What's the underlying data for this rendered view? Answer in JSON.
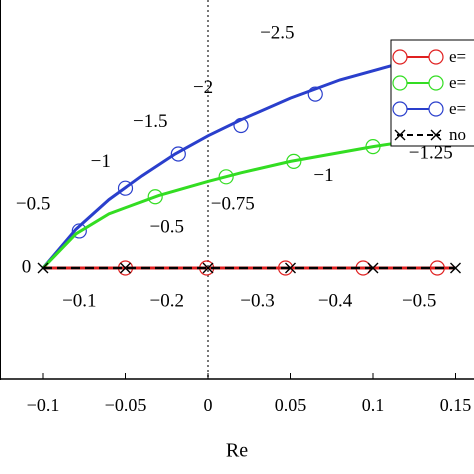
{
  "chart_data": {
    "type": "line",
    "xlabel": "Re",
    "ylabel": "",
    "xlim": [
      -0.12,
      0.17
    ],
    "xticks": [
      {
        "value": -0.1,
        "label": "-0.1"
      },
      {
        "value": -0.05,
        "label": "-0.05"
      },
      {
        "value": 0,
        "label": "0"
      },
      {
        "value": 0.05,
        "label": "0.05"
      },
      {
        "value": 0.1,
        "label": "0.1"
      },
      {
        "value": 0.15,
        "label": "0.15"
      }
    ],
    "series": [
      {
        "name": "e=",
        "color": "#e02020",
        "marker": "circle",
        "points": [
          [
            -0.1,
            0
          ],
          [
            -0.05,
            0
          ],
          [
            0,
            0
          ],
          [
            0.05,
            0
          ],
          [
            0.1,
            0
          ],
          [
            0.15,
            0
          ]
        ],
        "markers": [
          [
            -0.05,
            0
          ],
          [
            -0.0008,
            0
          ],
          [
            0.047,
            0
          ],
          [
            0.094,
            0
          ],
          [
            0.139,
            0
          ]
        ]
      },
      {
        "name": "e=",
        "color": "#33dd22",
        "marker": "circle",
        "points": [
          [
            -0.1,
            0
          ],
          [
            -0.08,
            0.6
          ],
          [
            -0.06,
            0.95
          ],
          [
            -0.03,
            1.27
          ],
          [
            0,
            1.52
          ],
          [
            0.02,
            1.67
          ],
          [
            0.05,
            1.87
          ],
          [
            0.1,
            2.13
          ],
          [
            0.135,
            2.28
          ]
        ],
        "markers": [
          [
            -0.032,
            1.25
          ],
          [
            0.011,
            1.6
          ],
          [
            0.052,
            1.87
          ],
          [
            0.1,
            2.13
          ]
        ]
      },
      {
        "name": "e=",
        "color": "#2a3fcc",
        "marker": "circle",
        "points": [
          [
            -0.1,
            0
          ],
          [
            -0.08,
            0.68
          ],
          [
            -0.06,
            1.2
          ],
          [
            -0.04,
            1.62
          ],
          [
            -0.02,
            2.0
          ],
          [
            0,
            2.32
          ],
          [
            0.02,
            2.6
          ],
          [
            0.05,
            2.98
          ],
          [
            0.08,
            3.3
          ],
          [
            0.12,
            3.62
          ],
          [
            0.135,
            3.72
          ]
        ],
        "markers": [
          [
            -0.078,
            0.65
          ],
          [
            -0.05,
            1.4
          ],
          [
            -0.018,
            2.0
          ],
          [
            0.02,
            2.5
          ],
          [
            0.065,
            3.05
          ]
        ]
      },
      {
        "name": "no",
        "color": "#000000",
        "marker": "x",
        "dashed": true,
        "points": [
          [
            -0.1,
            0
          ],
          [
            0.15,
            0
          ]
        ],
        "markers": [
          [
            -0.1,
            0
          ],
          [
            -0.05,
            0
          ],
          [
            0,
            0
          ],
          [
            0.05,
            0
          ],
          [
            0.1,
            0
          ],
          [
            0.15,
            0
          ]
        ]
      }
    ],
    "annotations": [
      {
        "text": "0",
        "x": -0.11,
        "y": 0
      },
      {
        "text": "-0.5",
        "x": -0.106,
        "y": 1.1
      },
      {
        "text": "-1",
        "x": -0.065,
        "y": 1.85
      },
      {
        "text": "-1.5",
        "x": -0.035,
        "y": 2.55
      },
      {
        "text": "-2",
        "x": -0.003,
        "y": 3.15
      },
      {
        "text": "-2.5",
        "x": 0.042,
        "y": 4.1
      },
      {
        "text": "-0.5",
        "x": -0.025,
        "y": 0.7
      },
      {
        "text": "-0.75",
        "x": 0.015,
        "y": 1.1
      },
      {
        "text": "-1",
        "x": 0.07,
        "y": 1.6
      },
      {
        "text": "-1.25",
        "x": 0.135,
        "y": 2.0
      },
      {
        "text": "-0.1",
        "x": -0.078,
        "y": -0.6
      },
      {
        "text": "-0.2",
        "x": -0.025,
        "y": -0.6
      },
      {
        "text": "-0.3",
        "x": 0.03,
        "y": -0.6
      },
      {
        "text": "-0.4",
        "x": 0.077,
        "y": -0.6
      },
      {
        "text": "-0.5",
        "x": 0.128,
        "y": -0.6
      }
    ]
  }
}
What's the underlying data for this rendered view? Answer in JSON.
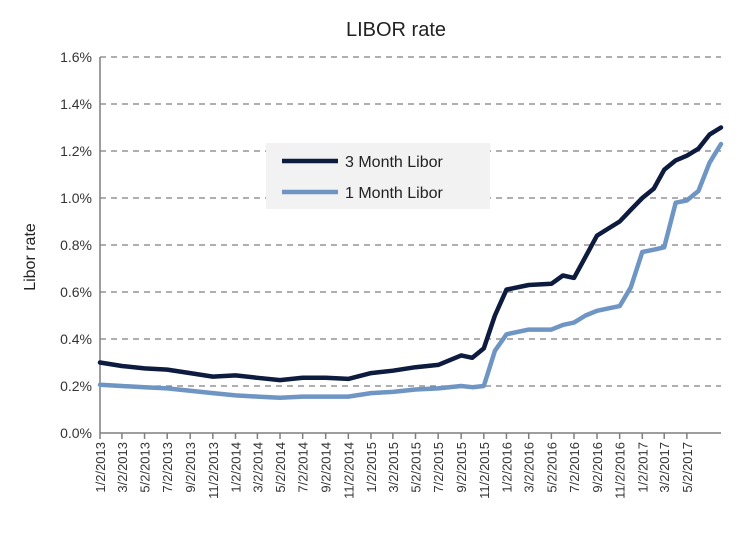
{
  "chart_data": {
    "type": "line",
    "title": "LIBOR rate",
    "xlabel": "",
    "ylabel": "Libor rate",
    "ylim": [
      0,
      1.6
    ],
    "yticks": [
      "0.0%",
      "0.2%",
      "0.4%",
      "0.6%",
      "0.8%",
      "1.0%",
      "1.2%",
      "1.4%",
      "1.6%"
    ],
    "xticks": [
      "1/2/2013",
      "3/2/2013",
      "5/2/2013",
      "7/2/2013",
      "9/2/2013",
      "11/2/2013",
      "1/2/2014",
      "3/2/2014",
      "5/2/2014",
      "7/2/2014",
      "9/2/2014",
      "11/2/2014",
      "1/2/2015",
      "3/2/2015",
      "5/2/2015",
      "7/2/2015",
      "9/2/2015",
      "11/2/2015",
      "1/2/2016",
      "3/2/2016",
      "5/2/2016",
      "7/2/2016",
      "9/2/2016",
      "11/2/2016",
      "1/2/2017",
      "3/2/2017",
      "5/2/2017"
    ],
    "x_start": "1/2/2013",
    "x_end": "8/2/2017",
    "grid": true,
    "legend_position": "top-center",
    "series": [
      {
        "name": "3 Month Libor",
        "color": "#0d1b3e",
        "points": [
          [
            "1/2/2013",
            0.3
          ],
          [
            "3/2/2013",
            0.285
          ],
          [
            "5/2/2013",
            0.275
          ],
          [
            "7/2/2013",
            0.27
          ],
          [
            "9/2/2013",
            0.255
          ],
          [
            "11/2/2013",
            0.24
          ],
          [
            "1/2/2014",
            0.245
          ],
          [
            "3/2/2014",
            0.235
          ],
          [
            "5/2/2014",
            0.225
          ],
          [
            "7/2/2014",
            0.235
          ],
          [
            "9/2/2014",
            0.235
          ],
          [
            "11/2/2014",
            0.23
          ],
          [
            "1/2/2015",
            0.255
          ],
          [
            "3/2/2015",
            0.265
          ],
          [
            "5/2/2015",
            0.28
          ],
          [
            "7/2/2015",
            0.29
          ],
          [
            "9/2/2015",
            0.33
          ],
          [
            "10/2/2015",
            0.32
          ],
          [
            "11/2/2015",
            0.36
          ],
          [
            "12/2/2015",
            0.5
          ],
          [
            "1/2/2016",
            0.61
          ],
          [
            "3/2/2016",
            0.63
          ],
          [
            "5/2/2016",
            0.635
          ],
          [
            "6/2/2016",
            0.67
          ],
          [
            "7/2/2016",
            0.66
          ],
          [
            "8/2/2016",
            0.75
          ],
          [
            "9/2/2016",
            0.84
          ],
          [
            "10/2/2016",
            0.87
          ],
          [
            "11/2/2016",
            0.9
          ],
          [
            "12/2/2016",
            0.95
          ],
          [
            "1/2/2017",
            1.0
          ],
          [
            "2/2/2017",
            1.04
          ],
          [
            "3/2/2017",
            1.12
          ],
          [
            "4/2/2017",
            1.16
          ],
          [
            "5/2/2017",
            1.18
          ],
          [
            "6/2/2017",
            1.21
          ],
          [
            "7/2/2017",
            1.27
          ],
          [
            "8/2/2017",
            1.3
          ]
        ]
      },
      {
        "name": "1 Month Libor",
        "color": "#6f95c4",
        "points": [
          [
            "1/2/2013",
            0.205
          ],
          [
            "3/2/2013",
            0.2
          ],
          [
            "5/2/2013",
            0.195
          ],
          [
            "7/2/2013",
            0.19
          ],
          [
            "9/2/2013",
            0.18
          ],
          [
            "11/2/2013",
            0.17
          ],
          [
            "1/2/2014",
            0.16
          ],
          [
            "3/2/2014",
            0.155
          ],
          [
            "5/2/2014",
            0.15
          ],
          [
            "7/2/2014",
            0.155
          ],
          [
            "9/2/2014",
            0.155
          ],
          [
            "11/2/2014",
            0.155
          ],
          [
            "1/2/2015",
            0.17
          ],
          [
            "3/2/2015",
            0.175
          ],
          [
            "5/2/2015",
            0.185
          ],
          [
            "7/2/2015",
            0.19
          ],
          [
            "9/2/2015",
            0.2
          ],
          [
            "10/2/2015",
            0.195
          ],
          [
            "11/2/2015",
            0.2
          ],
          [
            "12/2/2015",
            0.35
          ],
          [
            "1/2/2016",
            0.42
          ],
          [
            "3/2/2016",
            0.44
          ],
          [
            "5/2/2016",
            0.44
          ],
          [
            "6/2/2016",
            0.46
          ],
          [
            "7/2/2016",
            0.47
          ],
          [
            "8/2/2016",
            0.5
          ],
          [
            "9/2/2016",
            0.52
          ],
          [
            "10/2/2016",
            0.53
          ],
          [
            "11/2/2016",
            0.54
          ],
          [
            "12/2/2016",
            0.62
          ],
          [
            "1/2/2017",
            0.77
          ],
          [
            "2/2/2017",
            0.78
          ],
          [
            "3/2/2017",
            0.79
          ],
          [
            "4/2/2017",
            0.98
          ],
          [
            "5/2/2017",
            0.99
          ],
          [
            "6/2/2017",
            1.03
          ],
          [
            "7/2/2017",
            1.15
          ],
          [
            "8/2/2017",
            1.23
          ]
        ]
      }
    ]
  }
}
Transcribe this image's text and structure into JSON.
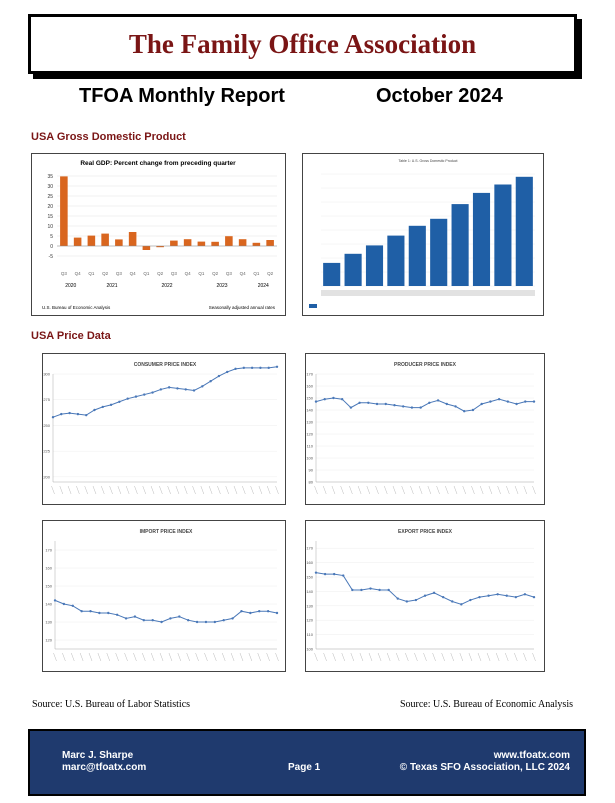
{
  "header": {
    "org_title": "The Family Office Association",
    "report_title": "TFOA Monthly Report",
    "report_date": "October 2024"
  },
  "sections": {
    "gdp_label": "USA Gross Domestic Product",
    "price_label": "USA Price Data"
  },
  "colors": {
    "accent": "#7a1515",
    "gdp_bar": "#d9661f",
    "bar_blue": "#1f5fa6",
    "line_blue": "#4a78b8",
    "footer_bg": "#1f3a6e"
  },
  "chart_data": [
    {
      "id": "gdp-quarterly",
      "type": "bar",
      "title": "Real GDP: Percent change from preceding quarter",
      "categories": [
        "Q3",
        "Q4",
        "Q1",
        "Q2",
        "Q3",
        "Q4",
        "Q1",
        "Q2",
        "Q3",
        "Q4",
        "Q1",
        "Q2",
        "Q3",
        "Q4",
        "Q1",
        "Q2"
      ],
      "year_labels": [
        "2020",
        "2021",
        "2022",
        "2023",
        "2024"
      ],
      "values": [
        34.8,
        4.2,
        5.2,
        6.2,
        3.3,
        7.0,
        -2.0,
        -0.6,
        2.7,
        3.4,
        2.2,
        2.1,
        4.9,
        3.4,
        1.6,
        3.0
      ],
      "yticks": [
        35,
        30,
        25,
        20,
        15,
        10,
        5,
        0,
        -5
      ],
      "ylim": [
        -5,
        35
      ],
      "source_note": "U.S. Bureau of Economic Analysis",
      "adjust_note": "Seasonally adjusted annual rates"
    },
    {
      "id": "gdp-annual",
      "type": "bar",
      "title": "Table 1: U.S. Gross Domestic Product",
      "values": [
        3.3,
        4.6,
        5.8,
        7.2,
        8.6,
        9.6,
        11.7,
        13.3,
        14.5,
        15.6
      ],
      "ylim": [
        0,
        16
      ]
    },
    {
      "id": "consumer-price-index",
      "type": "line",
      "title": "CONSUMER PRICE INDEX",
      "yticks": [
        300,
        275,
        250,
        225,
        200
      ],
      "ylim": [
        195,
        300
      ],
      "values": [
        258,
        261,
        262,
        261,
        260,
        265,
        268,
        270,
        273,
        276,
        278,
        280,
        282,
        285,
        287,
        286,
        285,
        284,
        288,
        293,
        298,
        302,
        305,
        306,
        306,
        306,
        306,
        307
      ]
    },
    {
      "id": "producer-price-index",
      "type": "line",
      "title": "PRODUCER PRICE INDEX",
      "yticks": [
        170,
        160,
        150,
        140,
        130,
        120,
        110,
        100,
        90,
        80
      ],
      "ylim": [
        80,
        170
      ],
      "values": [
        147,
        149,
        150,
        149,
        142,
        146,
        146,
        145,
        145,
        144,
        143,
        142,
        142,
        146,
        148,
        145,
        143,
        139,
        140,
        145,
        147,
        149,
        147,
        145,
        147,
        147
      ]
    },
    {
      "id": "import-price-index",
      "type": "line",
      "title": "IMPORT PRICE INDEX",
      "yticks": [
        170,
        160,
        150,
        140,
        130,
        120
      ],
      "ylim": [
        115,
        175
      ],
      "values": [
        142,
        140,
        139,
        136,
        136,
        135,
        135,
        134,
        132,
        133,
        131,
        131,
        130,
        132,
        133,
        131,
        130,
        130,
        130,
        131,
        132,
        136,
        135,
        136,
        136,
        135
      ]
    },
    {
      "id": "export-price-index",
      "type": "line",
      "title": "EXPORT PRICE INDEX",
      "yticks": [
        170,
        160,
        150,
        140,
        130,
        120,
        110,
        100
      ],
      "ylim": [
        100,
        175
      ],
      "values": [
        153,
        152,
        152,
        151,
        141,
        141,
        142,
        141,
        141,
        135,
        133,
        134,
        137,
        139,
        136,
        133,
        131,
        134,
        136,
        137,
        138,
        137,
        136,
        138,
        136
      ]
    }
  ],
  "sources": {
    "left": "Source: U.S. Bureau of Labor Statistics",
    "right": "Source: U.S. Bureau of Economic Analysis"
  },
  "footer": {
    "author": "Marc J. Sharpe",
    "email": "marc@tfoatx.com",
    "page": "Page 1",
    "website": "www.tfoatx.com",
    "copyright": "© Texas SFO Association, LLC 2024"
  }
}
☆ ☆ ☆ ☆ ☆ ☆ ☆
How many of the listing's lines contain "Economic"? Respond with a single number and nothing else.

2